▶ [Data extract]
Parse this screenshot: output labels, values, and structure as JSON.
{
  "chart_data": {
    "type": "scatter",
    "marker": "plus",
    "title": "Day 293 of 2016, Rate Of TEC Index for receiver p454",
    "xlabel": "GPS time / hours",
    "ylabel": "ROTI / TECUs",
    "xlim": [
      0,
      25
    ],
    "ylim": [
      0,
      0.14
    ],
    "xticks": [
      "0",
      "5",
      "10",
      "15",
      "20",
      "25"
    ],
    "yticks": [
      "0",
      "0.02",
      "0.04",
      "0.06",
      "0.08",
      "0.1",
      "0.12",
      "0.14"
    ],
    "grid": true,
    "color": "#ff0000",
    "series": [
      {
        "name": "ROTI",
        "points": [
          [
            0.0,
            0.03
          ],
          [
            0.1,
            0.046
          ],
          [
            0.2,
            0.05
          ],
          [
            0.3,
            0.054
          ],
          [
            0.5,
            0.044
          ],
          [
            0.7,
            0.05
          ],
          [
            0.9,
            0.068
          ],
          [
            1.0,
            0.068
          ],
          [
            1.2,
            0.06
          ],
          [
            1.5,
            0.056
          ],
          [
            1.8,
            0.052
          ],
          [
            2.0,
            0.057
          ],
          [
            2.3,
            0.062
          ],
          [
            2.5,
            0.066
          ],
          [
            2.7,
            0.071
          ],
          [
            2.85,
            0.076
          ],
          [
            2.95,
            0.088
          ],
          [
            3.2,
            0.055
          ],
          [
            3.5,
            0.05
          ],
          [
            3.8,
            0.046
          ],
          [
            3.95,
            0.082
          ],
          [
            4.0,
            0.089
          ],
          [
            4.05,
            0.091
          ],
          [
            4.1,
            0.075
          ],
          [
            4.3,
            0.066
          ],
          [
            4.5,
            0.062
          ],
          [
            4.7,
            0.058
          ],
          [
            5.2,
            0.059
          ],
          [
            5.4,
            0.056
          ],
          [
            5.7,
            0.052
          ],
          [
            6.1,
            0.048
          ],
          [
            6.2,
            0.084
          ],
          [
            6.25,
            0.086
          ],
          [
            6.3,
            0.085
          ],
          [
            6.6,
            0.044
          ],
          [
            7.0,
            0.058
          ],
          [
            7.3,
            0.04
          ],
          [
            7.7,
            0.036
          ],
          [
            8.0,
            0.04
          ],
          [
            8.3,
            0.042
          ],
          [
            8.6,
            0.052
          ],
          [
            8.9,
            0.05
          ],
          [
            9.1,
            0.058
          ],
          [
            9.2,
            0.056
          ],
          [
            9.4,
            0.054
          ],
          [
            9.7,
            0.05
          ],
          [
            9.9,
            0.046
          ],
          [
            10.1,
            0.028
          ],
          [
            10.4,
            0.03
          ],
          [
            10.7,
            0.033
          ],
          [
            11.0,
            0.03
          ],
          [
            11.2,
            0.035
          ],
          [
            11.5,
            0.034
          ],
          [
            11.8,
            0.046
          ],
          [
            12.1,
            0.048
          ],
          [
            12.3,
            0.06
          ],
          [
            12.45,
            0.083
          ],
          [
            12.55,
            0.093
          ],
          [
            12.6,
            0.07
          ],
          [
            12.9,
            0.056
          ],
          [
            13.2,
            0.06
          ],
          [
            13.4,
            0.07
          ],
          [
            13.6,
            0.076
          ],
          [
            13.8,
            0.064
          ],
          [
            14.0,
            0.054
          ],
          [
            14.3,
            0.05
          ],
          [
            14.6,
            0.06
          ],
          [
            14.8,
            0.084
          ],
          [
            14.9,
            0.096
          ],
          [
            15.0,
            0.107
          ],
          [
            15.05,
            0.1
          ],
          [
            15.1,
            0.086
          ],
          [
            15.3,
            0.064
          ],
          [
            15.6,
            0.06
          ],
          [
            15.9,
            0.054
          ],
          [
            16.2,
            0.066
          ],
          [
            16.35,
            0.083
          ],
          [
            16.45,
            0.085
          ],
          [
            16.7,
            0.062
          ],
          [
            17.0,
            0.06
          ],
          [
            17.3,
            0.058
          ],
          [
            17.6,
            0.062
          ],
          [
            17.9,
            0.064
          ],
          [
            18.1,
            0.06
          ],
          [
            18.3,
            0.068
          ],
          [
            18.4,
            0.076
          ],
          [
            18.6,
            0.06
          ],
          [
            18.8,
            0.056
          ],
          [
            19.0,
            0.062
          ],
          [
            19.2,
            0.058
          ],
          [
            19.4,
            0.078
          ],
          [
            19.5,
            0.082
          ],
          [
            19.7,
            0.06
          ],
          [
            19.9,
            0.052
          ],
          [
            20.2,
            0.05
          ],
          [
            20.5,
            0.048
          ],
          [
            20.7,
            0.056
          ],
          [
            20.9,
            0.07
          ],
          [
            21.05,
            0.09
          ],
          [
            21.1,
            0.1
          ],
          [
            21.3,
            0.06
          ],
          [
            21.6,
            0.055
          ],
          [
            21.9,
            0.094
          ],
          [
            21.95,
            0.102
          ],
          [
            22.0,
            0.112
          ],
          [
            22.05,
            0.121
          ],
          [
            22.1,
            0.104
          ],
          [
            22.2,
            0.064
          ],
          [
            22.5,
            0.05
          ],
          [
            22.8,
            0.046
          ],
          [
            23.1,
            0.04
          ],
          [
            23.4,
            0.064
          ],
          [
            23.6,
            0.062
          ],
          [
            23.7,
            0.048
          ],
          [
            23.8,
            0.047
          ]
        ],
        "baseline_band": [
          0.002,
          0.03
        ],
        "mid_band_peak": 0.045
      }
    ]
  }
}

▶ [Description of the task] Output all preceding records character for character.

▶ [Solution]
Parse this screenshot: output labels, values, and structure as JSON.
{
  "chart_data": {
    "type": "scatter",
    "marker": "plus",
    "title": "Day 293 of 2016, Rate Of TEC Index for receiver p454",
    "xlabel": "GPS time / hours",
    "ylabel": "ROTI / TECUs",
    "xlim": [
      0,
      25
    ],
    "ylim": [
      0,
      0.14
    ],
    "xticks": [
      "0",
      "5",
      "10",
      "15",
      "20",
      "25"
    ],
    "yticks": [
      "0",
      "0.02",
      "0.04",
      "0.06",
      "0.08",
      "0.1",
      "0.12",
      "0.14"
    ],
    "grid": true,
    "color": "#ff0000",
    "series": [
      {
        "name": "ROTI",
        "points": [
          [
            0.0,
            0.03
          ],
          [
            0.1,
            0.046
          ],
          [
            0.2,
            0.05
          ],
          [
            0.3,
            0.054
          ],
          [
            0.5,
            0.044
          ],
          [
            0.7,
            0.05
          ],
          [
            0.9,
            0.068
          ],
          [
            1.0,
            0.068
          ],
          [
            1.2,
            0.06
          ],
          [
            1.5,
            0.056
          ],
          [
            1.8,
            0.052
          ],
          [
            2.0,
            0.057
          ],
          [
            2.3,
            0.062
          ],
          [
            2.5,
            0.066
          ],
          [
            2.7,
            0.071
          ],
          [
            2.85,
            0.076
          ],
          [
            2.95,
            0.088
          ],
          [
            3.2,
            0.055
          ],
          [
            3.5,
            0.05
          ],
          [
            3.8,
            0.046
          ],
          [
            3.95,
            0.082
          ],
          [
            4.0,
            0.089
          ],
          [
            4.05,
            0.091
          ],
          [
            4.1,
            0.075
          ],
          [
            4.3,
            0.066
          ],
          [
            4.5,
            0.062
          ],
          [
            4.7,
            0.058
          ],
          [
            5.2,
            0.059
          ],
          [
            5.4,
            0.056
          ],
          [
            5.7,
            0.052
          ],
          [
            6.1,
            0.048
          ],
          [
            6.2,
            0.084
          ],
          [
            6.25,
            0.086
          ],
          [
            6.3,
            0.085
          ],
          [
            6.6,
            0.044
          ],
          [
            7.0,
            0.058
          ],
          [
            7.3,
            0.04
          ],
          [
            7.7,
            0.036
          ],
          [
            8.0,
            0.04
          ],
          [
            8.3,
            0.042
          ],
          [
            8.6,
            0.052
          ],
          [
            8.9,
            0.05
          ],
          [
            9.1,
            0.058
          ],
          [
            9.2,
            0.056
          ],
          [
            9.4,
            0.054
          ],
          [
            9.7,
            0.05
          ],
          [
            9.9,
            0.046
          ],
          [
            10.1,
            0.028
          ],
          [
            10.4,
            0.03
          ],
          [
            10.7,
            0.033
          ],
          [
            11.0,
            0.03
          ],
          [
            11.2,
            0.035
          ],
          [
            11.5,
            0.034
          ],
          [
            11.8,
            0.046
          ],
          [
            12.1,
            0.048
          ],
          [
            12.3,
            0.06
          ],
          [
            12.45,
            0.083
          ],
          [
            12.55,
            0.093
          ],
          [
            12.6,
            0.07
          ],
          [
            12.9,
            0.056
          ],
          [
            13.2,
            0.06
          ],
          [
            13.4,
            0.07
          ],
          [
            13.6,
            0.076
          ],
          [
            13.8,
            0.064
          ],
          [
            14.0,
            0.054
          ],
          [
            14.3,
            0.05
          ],
          [
            14.6,
            0.06
          ],
          [
            14.8,
            0.084
          ],
          [
            14.9,
            0.096
          ],
          [
            15.0,
            0.107
          ],
          [
            15.05,
            0.1
          ],
          [
            15.1,
            0.086
          ],
          [
            15.3,
            0.064
          ],
          [
            15.6,
            0.06
          ],
          [
            15.9,
            0.054
          ],
          [
            16.2,
            0.066
          ],
          [
            16.35,
            0.083
          ],
          [
            16.45,
            0.085
          ],
          [
            16.7,
            0.062
          ],
          [
            17.0,
            0.06
          ],
          [
            17.3,
            0.058
          ],
          [
            17.6,
            0.062
          ],
          [
            17.9,
            0.064
          ],
          [
            18.1,
            0.06
          ],
          [
            18.3,
            0.068
          ],
          [
            18.4,
            0.076
          ],
          [
            18.6,
            0.06
          ],
          [
            18.8,
            0.056
          ],
          [
            19.0,
            0.062
          ],
          [
            19.2,
            0.058
          ],
          [
            19.4,
            0.078
          ],
          [
            19.5,
            0.082
          ],
          [
            19.7,
            0.06
          ],
          [
            19.9,
            0.052
          ],
          [
            20.2,
            0.05
          ],
          [
            20.5,
            0.048
          ],
          [
            20.7,
            0.056
          ],
          [
            20.9,
            0.07
          ],
          [
            21.05,
            0.09
          ],
          [
            21.1,
            0.1
          ],
          [
            21.3,
            0.06
          ],
          [
            21.6,
            0.055
          ],
          [
            21.9,
            0.094
          ],
          [
            21.95,
            0.102
          ],
          [
            22.0,
            0.112
          ],
          [
            22.05,
            0.121
          ],
          [
            22.1,
            0.104
          ],
          [
            22.2,
            0.064
          ],
          [
            22.5,
            0.05
          ],
          [
            22.8,
            0.046
          ],
          [
            23.1,
            0.04
          ],
          [
            23.4,
            0.064
          ],
          [
            23.6,
            0.062
          ],
          [
            23.7,
            0.048
          ],
          [
            23.8,
            0.047
          ]
        ],
        "baseline_band": [
          0.002,
          0.03
        ],
        "mid_band_peak": 0.045
      }
    ]
  }
}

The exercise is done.